_What you need to do:_ Every record below should be written out exactly; pictures stay out.
* Begin Data for the task *
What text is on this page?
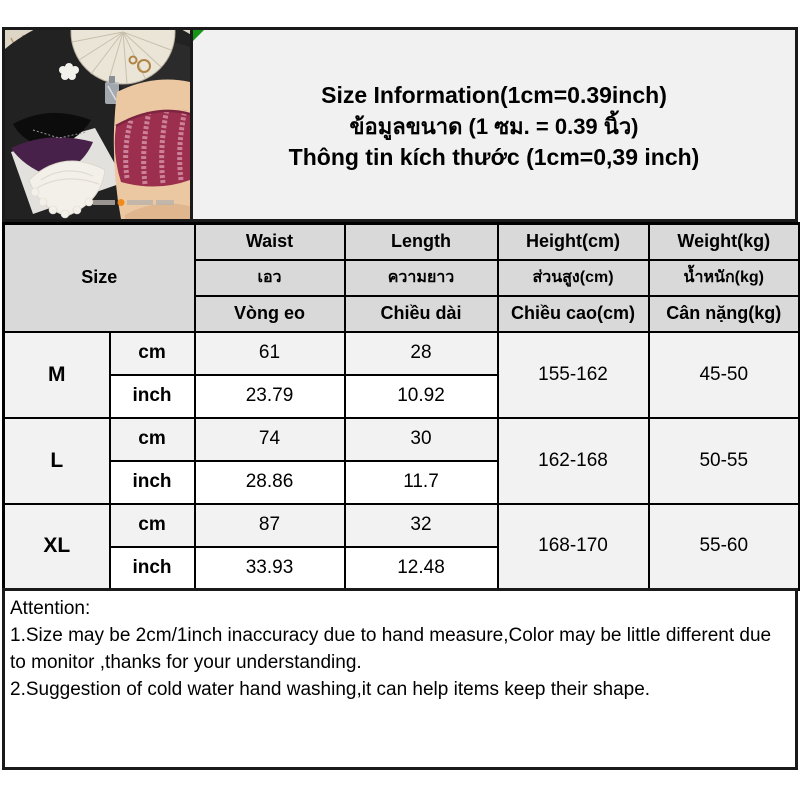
Size Information(1cm=0.39inch)
ข้อมูลขนาด (1 ซม. = 0.39 นิ้ว)
Thông tin kích thước (1cm=0,39 inch)
Size		Waist	Length	Height(cm)	Weight(kg)
		เอว	ความยาว	ส่วนสูง(cm)	น้ำหนัก(kg)
		Vòng eo	Chiều dài	Chiều cao(cm)	Cân nặng(kg)
M	cm	61	28	155-162	45-50
	inch	23.79	10.92		
L	cm	74	30	162-168	50-55
	inch	28.86	11.7		
XL	cm	87	32	168-170	55-60
	inch	33.93	12.48		

Attention:

1.Size may be 2cm/1inch inaccuracy due to hand measure,Color may be little different due to monitor ,thanks for your understanding.

2.Suggestion of cold water hand washing,it can help items keep their shape.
* End Data for the task *
_Task result:_
What text is on this page?
Size Information(1cm=0.39inch)
ข้อมูลขนาด (1 ซม. = 0.39 นิ้ว)
Thông tin kích thước (1cm=0,39 inch)
Size		Waist	Length	Height(cm)	Weight(kg)
		เอว	ความยาว	ส่วนสูง(cm)	น้ำหนัก(kg)
		Vòng eo	Chiều dài	Chiều cao(cm)	Cân nặng(kg)
M	cm	61	28	155-162	45-50
	inch	23.79	10.92		
L	cm	74	30	162-168	50-55
	inch	28.86	11.7		
XL	cm	87	32	168-170	55-60
	inch	33.93	12.48		

Attention:

1.Size may be 2cm/1inch inaccuracy due to hand measure,Color may be little different due to monitor ,thanks for your understanding.

2.Suggestion of cold water hand washing,it can help items keep their shape.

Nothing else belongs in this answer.